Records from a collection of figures
###

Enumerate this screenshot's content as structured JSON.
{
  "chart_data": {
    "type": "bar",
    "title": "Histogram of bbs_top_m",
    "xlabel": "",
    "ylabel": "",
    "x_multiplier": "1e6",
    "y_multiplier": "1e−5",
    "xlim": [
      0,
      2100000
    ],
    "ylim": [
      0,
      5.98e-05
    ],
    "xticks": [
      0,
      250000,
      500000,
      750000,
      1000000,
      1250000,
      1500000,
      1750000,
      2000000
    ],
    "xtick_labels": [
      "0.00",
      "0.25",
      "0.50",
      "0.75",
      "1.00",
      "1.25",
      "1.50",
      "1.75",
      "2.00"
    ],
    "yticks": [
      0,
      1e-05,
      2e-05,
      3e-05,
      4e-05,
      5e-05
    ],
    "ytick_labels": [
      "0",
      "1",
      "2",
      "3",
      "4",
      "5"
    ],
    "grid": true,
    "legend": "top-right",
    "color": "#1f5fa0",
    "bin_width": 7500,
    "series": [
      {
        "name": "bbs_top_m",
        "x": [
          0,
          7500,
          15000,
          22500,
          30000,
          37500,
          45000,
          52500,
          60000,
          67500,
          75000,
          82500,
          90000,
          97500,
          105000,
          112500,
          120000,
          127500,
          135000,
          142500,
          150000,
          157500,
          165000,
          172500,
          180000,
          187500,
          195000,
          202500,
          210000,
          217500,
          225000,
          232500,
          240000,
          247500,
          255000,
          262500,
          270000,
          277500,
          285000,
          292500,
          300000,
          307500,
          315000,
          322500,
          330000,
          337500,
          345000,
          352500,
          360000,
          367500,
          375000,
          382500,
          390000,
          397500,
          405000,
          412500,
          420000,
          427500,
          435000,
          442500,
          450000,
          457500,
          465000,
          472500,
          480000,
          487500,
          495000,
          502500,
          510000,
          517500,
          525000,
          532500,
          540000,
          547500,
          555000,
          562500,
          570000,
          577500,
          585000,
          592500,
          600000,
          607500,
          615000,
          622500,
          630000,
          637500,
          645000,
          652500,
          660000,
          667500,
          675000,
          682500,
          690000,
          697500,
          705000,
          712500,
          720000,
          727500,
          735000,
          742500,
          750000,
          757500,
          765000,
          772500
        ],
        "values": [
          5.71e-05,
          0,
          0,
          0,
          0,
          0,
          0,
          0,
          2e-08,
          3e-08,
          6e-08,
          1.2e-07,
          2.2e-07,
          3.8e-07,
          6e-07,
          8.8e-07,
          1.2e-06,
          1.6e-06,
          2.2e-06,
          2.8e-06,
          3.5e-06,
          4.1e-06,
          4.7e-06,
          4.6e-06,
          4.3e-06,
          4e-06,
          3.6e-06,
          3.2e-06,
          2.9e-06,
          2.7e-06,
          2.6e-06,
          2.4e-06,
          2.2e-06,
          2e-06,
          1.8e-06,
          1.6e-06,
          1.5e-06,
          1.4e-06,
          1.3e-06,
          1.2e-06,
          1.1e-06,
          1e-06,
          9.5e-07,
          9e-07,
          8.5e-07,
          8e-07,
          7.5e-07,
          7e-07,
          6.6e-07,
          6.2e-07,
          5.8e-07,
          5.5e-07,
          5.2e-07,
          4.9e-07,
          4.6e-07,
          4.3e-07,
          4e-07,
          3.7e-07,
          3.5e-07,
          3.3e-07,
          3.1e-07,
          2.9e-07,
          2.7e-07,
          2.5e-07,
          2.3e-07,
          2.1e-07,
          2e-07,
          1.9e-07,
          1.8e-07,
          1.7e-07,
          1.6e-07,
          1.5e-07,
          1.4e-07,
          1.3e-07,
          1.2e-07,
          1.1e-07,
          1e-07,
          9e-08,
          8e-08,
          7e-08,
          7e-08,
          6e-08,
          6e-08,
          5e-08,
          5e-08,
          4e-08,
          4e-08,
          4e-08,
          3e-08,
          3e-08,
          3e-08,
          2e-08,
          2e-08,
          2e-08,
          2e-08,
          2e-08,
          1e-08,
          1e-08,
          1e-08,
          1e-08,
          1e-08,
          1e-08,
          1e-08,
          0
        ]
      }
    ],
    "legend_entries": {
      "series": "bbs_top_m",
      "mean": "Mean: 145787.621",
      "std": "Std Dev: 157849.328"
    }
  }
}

###

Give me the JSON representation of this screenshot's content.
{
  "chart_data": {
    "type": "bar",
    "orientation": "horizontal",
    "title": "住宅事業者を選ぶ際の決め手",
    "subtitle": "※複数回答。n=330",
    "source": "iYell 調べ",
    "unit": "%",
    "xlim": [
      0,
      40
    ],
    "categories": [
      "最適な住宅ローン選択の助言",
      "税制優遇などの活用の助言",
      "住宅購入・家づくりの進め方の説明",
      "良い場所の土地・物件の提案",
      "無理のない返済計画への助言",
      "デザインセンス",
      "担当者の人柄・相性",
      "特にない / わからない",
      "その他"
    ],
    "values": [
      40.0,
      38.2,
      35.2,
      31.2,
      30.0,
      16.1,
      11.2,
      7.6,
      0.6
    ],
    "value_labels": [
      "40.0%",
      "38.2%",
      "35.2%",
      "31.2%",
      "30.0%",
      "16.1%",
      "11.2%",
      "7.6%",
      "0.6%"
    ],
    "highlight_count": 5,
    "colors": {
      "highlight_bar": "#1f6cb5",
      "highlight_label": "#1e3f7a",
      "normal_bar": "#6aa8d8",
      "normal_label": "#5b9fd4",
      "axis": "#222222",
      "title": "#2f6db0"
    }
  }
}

###

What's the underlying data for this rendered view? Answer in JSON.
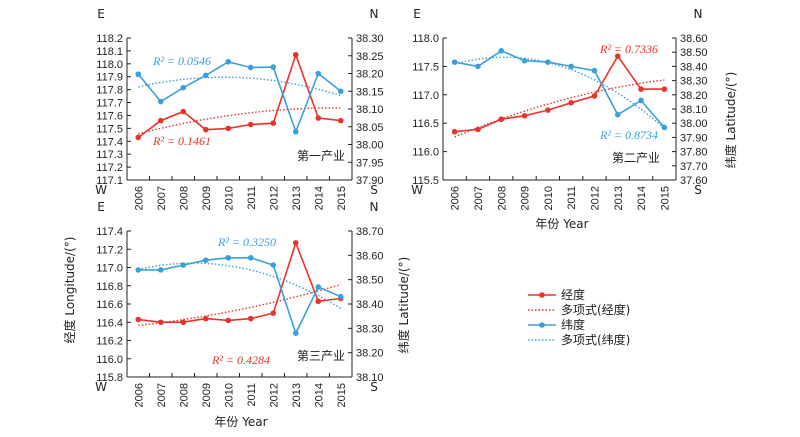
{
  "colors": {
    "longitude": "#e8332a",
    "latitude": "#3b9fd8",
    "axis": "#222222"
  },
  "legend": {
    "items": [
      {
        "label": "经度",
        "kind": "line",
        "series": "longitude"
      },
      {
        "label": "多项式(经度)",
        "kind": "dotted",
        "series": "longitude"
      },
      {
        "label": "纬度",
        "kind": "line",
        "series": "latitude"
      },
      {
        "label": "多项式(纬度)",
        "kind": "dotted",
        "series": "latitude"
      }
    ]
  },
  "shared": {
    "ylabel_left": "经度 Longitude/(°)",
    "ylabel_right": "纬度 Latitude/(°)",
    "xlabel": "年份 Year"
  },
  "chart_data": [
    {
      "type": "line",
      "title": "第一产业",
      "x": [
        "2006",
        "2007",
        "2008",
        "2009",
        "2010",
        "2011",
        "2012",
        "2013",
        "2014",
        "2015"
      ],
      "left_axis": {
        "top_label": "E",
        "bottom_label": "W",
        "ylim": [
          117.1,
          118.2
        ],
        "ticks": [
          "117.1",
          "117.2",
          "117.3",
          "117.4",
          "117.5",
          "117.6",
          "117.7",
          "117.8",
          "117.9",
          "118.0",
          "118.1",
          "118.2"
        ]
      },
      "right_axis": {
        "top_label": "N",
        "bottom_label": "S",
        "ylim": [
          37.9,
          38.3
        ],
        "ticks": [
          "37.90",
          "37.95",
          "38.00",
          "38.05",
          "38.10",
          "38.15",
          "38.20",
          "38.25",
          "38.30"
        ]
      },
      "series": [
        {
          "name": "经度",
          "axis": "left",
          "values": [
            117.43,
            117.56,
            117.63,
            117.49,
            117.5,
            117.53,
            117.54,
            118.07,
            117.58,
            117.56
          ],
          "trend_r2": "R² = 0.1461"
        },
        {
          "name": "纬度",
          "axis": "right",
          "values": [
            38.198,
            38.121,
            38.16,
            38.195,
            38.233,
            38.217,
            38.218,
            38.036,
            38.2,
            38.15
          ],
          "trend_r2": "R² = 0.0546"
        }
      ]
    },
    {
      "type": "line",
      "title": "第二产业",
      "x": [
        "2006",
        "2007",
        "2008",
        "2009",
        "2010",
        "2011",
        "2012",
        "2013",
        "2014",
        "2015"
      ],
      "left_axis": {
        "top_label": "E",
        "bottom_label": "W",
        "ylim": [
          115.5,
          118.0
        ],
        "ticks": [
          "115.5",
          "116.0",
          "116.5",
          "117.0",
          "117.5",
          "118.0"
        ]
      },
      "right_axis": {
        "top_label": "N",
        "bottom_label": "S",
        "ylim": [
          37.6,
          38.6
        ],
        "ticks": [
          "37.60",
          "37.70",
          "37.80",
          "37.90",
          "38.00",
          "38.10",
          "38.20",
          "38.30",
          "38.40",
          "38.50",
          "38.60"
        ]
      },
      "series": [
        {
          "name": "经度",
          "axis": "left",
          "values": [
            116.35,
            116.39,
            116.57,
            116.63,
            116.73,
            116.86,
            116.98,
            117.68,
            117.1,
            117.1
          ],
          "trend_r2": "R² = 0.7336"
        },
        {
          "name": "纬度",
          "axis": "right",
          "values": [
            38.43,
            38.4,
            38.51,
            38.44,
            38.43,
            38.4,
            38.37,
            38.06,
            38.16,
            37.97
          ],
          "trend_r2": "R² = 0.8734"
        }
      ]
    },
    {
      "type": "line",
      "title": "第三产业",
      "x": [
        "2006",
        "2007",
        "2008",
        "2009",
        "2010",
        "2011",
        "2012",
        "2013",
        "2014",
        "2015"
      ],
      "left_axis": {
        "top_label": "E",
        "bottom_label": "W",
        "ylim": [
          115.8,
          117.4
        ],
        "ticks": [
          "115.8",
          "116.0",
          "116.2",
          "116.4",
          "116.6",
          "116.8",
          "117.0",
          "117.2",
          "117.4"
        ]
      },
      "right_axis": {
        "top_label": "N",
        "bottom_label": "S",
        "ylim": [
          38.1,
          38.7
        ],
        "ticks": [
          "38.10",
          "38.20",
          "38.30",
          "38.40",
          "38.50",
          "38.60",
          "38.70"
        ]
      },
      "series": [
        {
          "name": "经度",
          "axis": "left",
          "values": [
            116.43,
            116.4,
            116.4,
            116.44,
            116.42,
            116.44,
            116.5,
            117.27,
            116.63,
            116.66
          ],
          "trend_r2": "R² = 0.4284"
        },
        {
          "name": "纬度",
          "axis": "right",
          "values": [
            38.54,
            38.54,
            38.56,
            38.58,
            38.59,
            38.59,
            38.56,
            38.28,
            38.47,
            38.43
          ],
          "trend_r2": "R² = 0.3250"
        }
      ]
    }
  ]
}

###

REQUIREMENT: Search the records for the word "screenshot", then list every line that has it.

THE RESULT:
Enumerate this screenshot's content as structured JSON.
Give me the JSON representation of this screenshot's content.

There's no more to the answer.